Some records
· · · · ·

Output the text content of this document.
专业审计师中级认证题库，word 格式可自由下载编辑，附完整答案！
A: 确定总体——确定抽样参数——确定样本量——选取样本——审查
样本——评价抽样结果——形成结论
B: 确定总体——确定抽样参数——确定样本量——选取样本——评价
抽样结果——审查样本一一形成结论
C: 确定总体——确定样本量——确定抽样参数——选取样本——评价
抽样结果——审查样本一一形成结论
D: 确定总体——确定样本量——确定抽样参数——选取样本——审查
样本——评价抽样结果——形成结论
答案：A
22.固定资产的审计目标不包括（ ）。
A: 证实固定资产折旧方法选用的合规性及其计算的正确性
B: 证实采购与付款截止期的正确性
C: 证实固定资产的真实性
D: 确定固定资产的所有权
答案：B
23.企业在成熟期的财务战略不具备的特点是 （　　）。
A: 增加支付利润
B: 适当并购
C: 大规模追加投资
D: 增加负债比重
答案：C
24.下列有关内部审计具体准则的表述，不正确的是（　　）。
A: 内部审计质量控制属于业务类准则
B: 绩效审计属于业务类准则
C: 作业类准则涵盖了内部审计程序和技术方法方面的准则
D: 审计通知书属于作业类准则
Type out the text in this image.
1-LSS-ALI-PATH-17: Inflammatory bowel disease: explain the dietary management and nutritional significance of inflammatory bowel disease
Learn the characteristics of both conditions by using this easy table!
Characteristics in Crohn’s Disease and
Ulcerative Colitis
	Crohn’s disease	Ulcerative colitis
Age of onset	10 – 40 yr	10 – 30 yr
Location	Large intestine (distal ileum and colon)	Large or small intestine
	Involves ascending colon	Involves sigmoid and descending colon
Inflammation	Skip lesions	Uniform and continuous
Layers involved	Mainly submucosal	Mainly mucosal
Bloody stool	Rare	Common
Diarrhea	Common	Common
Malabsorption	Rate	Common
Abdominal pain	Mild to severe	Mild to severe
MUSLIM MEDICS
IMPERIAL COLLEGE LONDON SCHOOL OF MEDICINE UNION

· · · · ·

Stated task: Copy out the full material exactly as it appears.

Worked answer:
Output the text content of this document.
专业审计师中级认证题库，word 格式可自由下载编辑，附完整答案！
A: 确定总体——确定抽样参数——确定样本量——选取样本——审查
样本——评价抽样结果——形成结论
B: 确定总体——确定抽样参数——确定样本量——选取样本——评价
抽样结果——审查样本一一形成结论
C: 确定总体——确定样本量——确定抽样参数——选取样本——评价
抽样结果——审查样本一一形成结论
D: 确定总体——确定样本量——确定抽样参数——选取样本——审查
样本——评价抽样结果——形成结论
答案：A
22.固定资产的审计目标不包括（ ）。
A: 证实固定资产折旧方法选用的合规性及其计算的正确性
B: 证实采购与付款截止期的正确性
C: 证实固定资产的真实性
D: 确定固定资产的所有权
答案：B
23.企业在成熟期的财务战略不具备的特点是 （　　）。
A: 增加支付利润
B: 适当并购
C: 大规模追加投资
D: 增加负债比重
答案：C
24.下列有关内部审计具体准则的表述，不正确的是（　　）。
A: 内部审计质量控制属于业务类准则
B: 绩效审计属于业务类准则
C: 作业类准则涵盖了内部审计程序和技术方法方面的准则
D: 审计通知书属于作业类准则
Type out the text in this image.
1-LSS-ALI-PATH-17: Inflammatory bowel disease: explain the dietary management and nutritional significance of inflammatory bowel disease
Learn the characteristics of both conditions by using this easy table!
Characteristics in Crohn’s Disease and
Ulcerative Colitis
	Crohn’s disease	Ulcerative colitis
Age of onset	10 – 40 yr	10 – 30 yr
Location	Large intestine (distal ileum and colon)	Large or small intestine
	Involves ascending colon	Involves sigmoid and descending colon
Inflammation	Skip lesions	Uniform and continuous
Layers involved	Mainly submucosal	Mainly mucosal
Bloody stool	Rare	Common
Diarrhea	Common	Common
Malabsorption	Rate	Common
Abdominal pain	Mild to severe	Mild to severe
MUSLIM MEDICS
IMPERIAL COLLEGE LONDON SCHOOL OF MEDICINE UNION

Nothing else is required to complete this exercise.